- OBJECTIVE
Single out the lines of the material that contain "wand" and copy them.

- DATASET ROWS
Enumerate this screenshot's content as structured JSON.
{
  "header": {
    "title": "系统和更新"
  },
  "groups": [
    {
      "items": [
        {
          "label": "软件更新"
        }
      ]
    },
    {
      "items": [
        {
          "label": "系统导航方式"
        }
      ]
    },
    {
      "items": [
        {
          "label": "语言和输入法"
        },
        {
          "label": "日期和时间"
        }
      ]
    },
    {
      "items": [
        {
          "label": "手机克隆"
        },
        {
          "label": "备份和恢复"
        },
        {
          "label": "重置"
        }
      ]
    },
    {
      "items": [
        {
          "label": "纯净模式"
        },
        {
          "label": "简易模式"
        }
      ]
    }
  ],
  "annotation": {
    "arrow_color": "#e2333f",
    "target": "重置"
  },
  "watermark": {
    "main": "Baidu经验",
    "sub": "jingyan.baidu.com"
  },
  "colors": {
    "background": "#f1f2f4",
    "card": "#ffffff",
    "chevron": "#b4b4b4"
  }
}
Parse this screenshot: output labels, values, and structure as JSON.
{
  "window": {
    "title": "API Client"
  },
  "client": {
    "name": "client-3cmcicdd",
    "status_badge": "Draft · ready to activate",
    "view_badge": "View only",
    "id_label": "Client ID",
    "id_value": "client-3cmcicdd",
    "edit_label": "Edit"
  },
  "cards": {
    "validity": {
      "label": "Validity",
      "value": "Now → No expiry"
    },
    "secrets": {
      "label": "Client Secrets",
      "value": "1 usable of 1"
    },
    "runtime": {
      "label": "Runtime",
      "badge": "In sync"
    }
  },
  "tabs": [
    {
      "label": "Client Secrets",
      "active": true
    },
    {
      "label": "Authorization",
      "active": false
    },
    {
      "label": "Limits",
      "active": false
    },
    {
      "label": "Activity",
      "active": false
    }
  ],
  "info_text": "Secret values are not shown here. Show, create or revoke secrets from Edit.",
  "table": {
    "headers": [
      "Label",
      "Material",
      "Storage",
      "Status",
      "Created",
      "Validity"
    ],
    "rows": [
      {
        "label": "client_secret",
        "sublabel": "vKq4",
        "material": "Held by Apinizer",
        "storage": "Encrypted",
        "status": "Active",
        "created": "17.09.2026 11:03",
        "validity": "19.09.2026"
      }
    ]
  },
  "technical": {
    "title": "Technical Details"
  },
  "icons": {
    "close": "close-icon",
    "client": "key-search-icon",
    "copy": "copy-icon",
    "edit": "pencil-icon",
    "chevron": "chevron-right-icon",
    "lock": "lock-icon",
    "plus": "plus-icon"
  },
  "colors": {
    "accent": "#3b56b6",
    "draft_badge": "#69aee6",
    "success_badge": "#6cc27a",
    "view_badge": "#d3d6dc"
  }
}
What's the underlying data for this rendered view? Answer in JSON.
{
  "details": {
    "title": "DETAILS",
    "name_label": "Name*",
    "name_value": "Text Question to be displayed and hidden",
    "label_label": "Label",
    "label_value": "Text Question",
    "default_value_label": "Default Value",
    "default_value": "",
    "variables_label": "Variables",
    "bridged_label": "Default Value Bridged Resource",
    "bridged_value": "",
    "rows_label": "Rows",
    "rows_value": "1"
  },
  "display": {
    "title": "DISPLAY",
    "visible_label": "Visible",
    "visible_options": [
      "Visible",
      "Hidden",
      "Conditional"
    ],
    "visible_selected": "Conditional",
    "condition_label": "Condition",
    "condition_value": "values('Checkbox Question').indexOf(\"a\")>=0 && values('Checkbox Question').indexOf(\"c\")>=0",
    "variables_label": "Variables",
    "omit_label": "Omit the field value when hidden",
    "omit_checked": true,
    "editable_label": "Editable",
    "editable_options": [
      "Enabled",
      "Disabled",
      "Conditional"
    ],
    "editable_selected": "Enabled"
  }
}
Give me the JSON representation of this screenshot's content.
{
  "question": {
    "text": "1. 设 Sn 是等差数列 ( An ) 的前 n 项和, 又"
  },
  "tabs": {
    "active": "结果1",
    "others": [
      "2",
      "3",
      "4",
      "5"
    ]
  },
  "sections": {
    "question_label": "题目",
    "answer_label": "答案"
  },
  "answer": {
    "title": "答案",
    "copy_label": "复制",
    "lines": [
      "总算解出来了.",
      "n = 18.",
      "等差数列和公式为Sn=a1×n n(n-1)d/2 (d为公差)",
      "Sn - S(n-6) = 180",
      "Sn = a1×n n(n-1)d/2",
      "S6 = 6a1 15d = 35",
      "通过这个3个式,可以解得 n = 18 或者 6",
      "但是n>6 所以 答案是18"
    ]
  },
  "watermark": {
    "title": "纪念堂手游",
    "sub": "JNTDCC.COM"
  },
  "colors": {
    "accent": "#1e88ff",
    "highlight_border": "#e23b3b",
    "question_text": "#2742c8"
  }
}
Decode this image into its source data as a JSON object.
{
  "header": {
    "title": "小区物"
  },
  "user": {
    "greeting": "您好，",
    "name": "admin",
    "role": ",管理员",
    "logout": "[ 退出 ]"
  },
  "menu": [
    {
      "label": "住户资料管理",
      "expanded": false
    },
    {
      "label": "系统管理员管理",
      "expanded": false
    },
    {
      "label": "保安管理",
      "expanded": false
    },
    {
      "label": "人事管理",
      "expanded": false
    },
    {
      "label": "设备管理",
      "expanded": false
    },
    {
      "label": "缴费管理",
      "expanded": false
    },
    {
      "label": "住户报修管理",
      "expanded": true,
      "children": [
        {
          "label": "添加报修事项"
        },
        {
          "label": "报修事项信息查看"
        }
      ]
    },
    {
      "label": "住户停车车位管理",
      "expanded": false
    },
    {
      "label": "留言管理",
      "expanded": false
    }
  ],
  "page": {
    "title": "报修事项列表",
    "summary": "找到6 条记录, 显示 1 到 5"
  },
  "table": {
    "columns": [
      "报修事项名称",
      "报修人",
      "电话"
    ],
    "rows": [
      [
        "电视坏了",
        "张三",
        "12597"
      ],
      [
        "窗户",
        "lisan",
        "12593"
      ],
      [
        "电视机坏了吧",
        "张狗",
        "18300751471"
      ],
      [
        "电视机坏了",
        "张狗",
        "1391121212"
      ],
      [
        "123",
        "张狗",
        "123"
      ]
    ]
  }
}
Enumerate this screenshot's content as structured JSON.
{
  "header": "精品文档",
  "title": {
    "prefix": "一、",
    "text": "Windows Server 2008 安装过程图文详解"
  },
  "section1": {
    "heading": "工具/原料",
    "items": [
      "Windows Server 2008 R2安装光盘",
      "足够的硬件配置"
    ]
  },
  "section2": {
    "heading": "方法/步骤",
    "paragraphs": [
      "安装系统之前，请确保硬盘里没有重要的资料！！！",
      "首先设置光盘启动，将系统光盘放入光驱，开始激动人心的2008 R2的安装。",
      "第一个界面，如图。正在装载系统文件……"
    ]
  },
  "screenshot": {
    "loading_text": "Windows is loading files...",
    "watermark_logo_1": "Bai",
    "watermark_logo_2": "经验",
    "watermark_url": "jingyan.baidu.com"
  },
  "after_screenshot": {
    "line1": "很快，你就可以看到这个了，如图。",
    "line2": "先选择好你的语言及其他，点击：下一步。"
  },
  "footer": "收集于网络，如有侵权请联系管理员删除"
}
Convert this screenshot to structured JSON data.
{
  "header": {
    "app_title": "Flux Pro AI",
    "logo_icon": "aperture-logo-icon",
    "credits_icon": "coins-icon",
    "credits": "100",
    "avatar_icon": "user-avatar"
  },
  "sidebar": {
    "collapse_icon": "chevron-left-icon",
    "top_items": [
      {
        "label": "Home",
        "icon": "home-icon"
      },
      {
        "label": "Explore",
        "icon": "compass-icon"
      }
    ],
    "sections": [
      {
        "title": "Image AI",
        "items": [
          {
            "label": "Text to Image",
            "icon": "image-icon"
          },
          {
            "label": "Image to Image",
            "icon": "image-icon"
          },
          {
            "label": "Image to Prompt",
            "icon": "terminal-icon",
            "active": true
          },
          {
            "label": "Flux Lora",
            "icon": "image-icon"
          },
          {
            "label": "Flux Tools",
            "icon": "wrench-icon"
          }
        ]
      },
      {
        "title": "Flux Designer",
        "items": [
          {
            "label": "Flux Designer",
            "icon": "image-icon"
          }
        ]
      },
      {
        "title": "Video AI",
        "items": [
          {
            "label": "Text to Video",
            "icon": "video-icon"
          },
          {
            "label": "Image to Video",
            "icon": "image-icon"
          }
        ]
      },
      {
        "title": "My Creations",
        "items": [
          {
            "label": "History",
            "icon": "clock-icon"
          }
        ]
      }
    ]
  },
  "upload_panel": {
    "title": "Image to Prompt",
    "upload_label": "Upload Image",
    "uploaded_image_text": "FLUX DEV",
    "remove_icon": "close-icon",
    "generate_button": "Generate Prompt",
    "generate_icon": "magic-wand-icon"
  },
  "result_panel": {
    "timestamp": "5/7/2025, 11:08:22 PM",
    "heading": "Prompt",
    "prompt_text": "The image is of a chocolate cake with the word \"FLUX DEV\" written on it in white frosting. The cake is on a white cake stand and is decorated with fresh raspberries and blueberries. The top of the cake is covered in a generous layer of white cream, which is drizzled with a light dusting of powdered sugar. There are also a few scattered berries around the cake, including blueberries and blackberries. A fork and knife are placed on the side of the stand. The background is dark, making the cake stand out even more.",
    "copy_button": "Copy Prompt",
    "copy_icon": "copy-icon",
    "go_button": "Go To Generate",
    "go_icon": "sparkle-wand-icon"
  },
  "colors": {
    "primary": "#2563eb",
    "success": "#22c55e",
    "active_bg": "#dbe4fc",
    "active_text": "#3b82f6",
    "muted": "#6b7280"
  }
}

- WRITTEN ANSWER
    "generate_icon": "magic-wand-icon"
    "go_icon": "sparkle-wand-icon"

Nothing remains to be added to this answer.